Exercise description:
Restate the material word for word and leave out anything that is a picture.

>> START

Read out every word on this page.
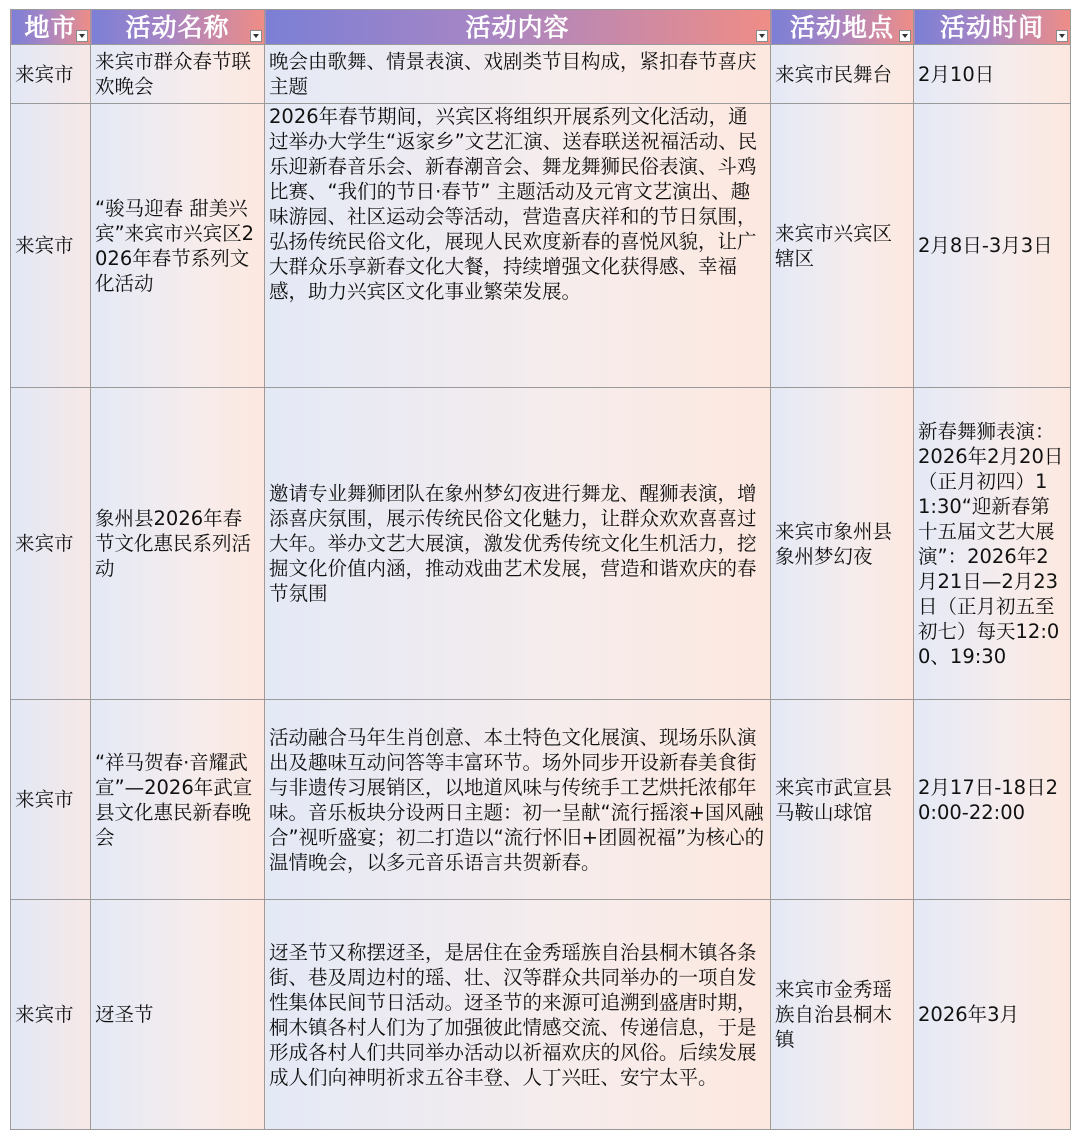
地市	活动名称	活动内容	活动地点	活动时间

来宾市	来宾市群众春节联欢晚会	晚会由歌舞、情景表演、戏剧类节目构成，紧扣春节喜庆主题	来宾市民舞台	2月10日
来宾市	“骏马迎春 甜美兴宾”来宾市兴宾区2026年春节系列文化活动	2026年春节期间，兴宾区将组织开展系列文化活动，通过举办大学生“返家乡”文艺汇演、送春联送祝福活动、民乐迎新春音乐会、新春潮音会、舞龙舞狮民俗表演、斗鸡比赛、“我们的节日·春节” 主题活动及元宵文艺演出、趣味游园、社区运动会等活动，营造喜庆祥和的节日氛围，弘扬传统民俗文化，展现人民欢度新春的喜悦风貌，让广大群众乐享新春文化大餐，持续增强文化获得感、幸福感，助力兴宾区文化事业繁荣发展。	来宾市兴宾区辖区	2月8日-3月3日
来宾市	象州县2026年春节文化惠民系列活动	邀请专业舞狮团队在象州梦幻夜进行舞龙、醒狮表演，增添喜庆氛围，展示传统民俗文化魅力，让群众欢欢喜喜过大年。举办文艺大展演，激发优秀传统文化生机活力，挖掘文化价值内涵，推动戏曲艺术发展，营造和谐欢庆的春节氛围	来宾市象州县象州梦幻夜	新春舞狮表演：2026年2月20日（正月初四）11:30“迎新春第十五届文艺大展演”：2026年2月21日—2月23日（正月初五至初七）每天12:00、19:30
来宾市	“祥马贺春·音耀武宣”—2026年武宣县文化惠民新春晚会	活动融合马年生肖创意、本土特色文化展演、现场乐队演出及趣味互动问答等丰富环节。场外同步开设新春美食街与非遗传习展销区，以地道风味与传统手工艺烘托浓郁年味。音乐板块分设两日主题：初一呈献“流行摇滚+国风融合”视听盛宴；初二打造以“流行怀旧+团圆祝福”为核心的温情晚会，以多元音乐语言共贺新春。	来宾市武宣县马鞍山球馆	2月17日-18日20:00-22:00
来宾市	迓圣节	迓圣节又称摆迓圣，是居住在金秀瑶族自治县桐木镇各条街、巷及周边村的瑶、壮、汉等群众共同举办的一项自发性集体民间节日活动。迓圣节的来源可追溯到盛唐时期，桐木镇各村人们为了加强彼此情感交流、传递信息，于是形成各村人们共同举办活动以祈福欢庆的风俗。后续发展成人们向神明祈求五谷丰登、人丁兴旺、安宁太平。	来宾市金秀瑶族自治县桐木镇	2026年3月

>> END

Output:
Read out every word on this page.
地市	活动名称	活动内容	活动地点	活动时间

来宾市	来宾市群众春节联欢晚会	晚会由歌舞、情景表演、戏剧类节目构成，紧扣春节喜庆主题	来宾市民舞台	2月10日
来宾市	“骏马迎春 甜美兴宾”来宾市兴宾区2026年春节系列文化活动	2026年春节期间，兴宾区将组织开展系列文化活动，通过举办大学生“返家乡”文艺汇演、送春联送祝福活动、民乐迎新春音乐会、新春潮音会、舞龙舞狮民俗表演、斗鸡比赛、“我们的节日·春节” 主题活动及元宵文艺演出、趣味游园、社区运动会等活动，营造喜庆祥和的节日氛围，弘扬传统民俗文化，展现人民欢度新春的喜悦风貌，让广大群众乐享新春文化大餐，持续增强文化获得感、幸福感，助力兴宾区文化事业繁荣发展。	来宾市兴宾区辖区	2月8日-3月3日
来宾市	象州县2026年春节文化惠民系列活动	邀请专业舞狮团队在象州梦幻夜进行舞龙、醒狮表演，增添喜庆氛围，展示传统民俗文化魅力，让群众欢欢喜喜过大年。举办文艺大展演，激发优秀传统文化生机活力，挖掘文化价值内涵，推动戏曲艺术发展，营造和谐欢庆的春节氛围	来宾市象州县象州梦幻夜	新春舞狮表演：2026年2月20日（正月初四）11:30“迎新春第十五届文艺大展演”：2026年2月21日—2月23日（正月初五至初七）每天12:00、19:30
来宾市	“祥马贺春·音耀武宣”—2026年武宣县文化惠民新春晚会	活动融合马年生肖创意、本土特色文化展演、现场乐队演出及趣味互动问答等丰富环节。场外同步开设新春美食街与非遗传习展销区，以地道风味与传统手工艺烘托浓郁年味。音乐板块分设两日主题：初一呈献“流行摇滚+国风融合”视听盛宴；初二打造以“流行怀旧+团圆祝福”为核心的温情晚会，以多元音乐语言共贺新春。	来宾市武宣县马鞍山球馆	2月17日-18日20:00-22:00
来宾市	迓圣节	迓圣节又称摆迓圣，是居住在金秀瑶族自治县桐木镇各条街、巷及周边村的瑶、壮、汉等群众共同举办的一项自发性集体民间节日活动。迓圣节的来源可追溯到盛唐时期，桐木镇各村人们为了加强彼此情感交流、传递信息，于是形成各村人们共同举办活动以祈福欢庆的风俗。后续发展成人们向神明祈求五谷丰登、人丁兴旺、安宁太平。	来宾市金秀瑶族自治县桐木镇	2026年3月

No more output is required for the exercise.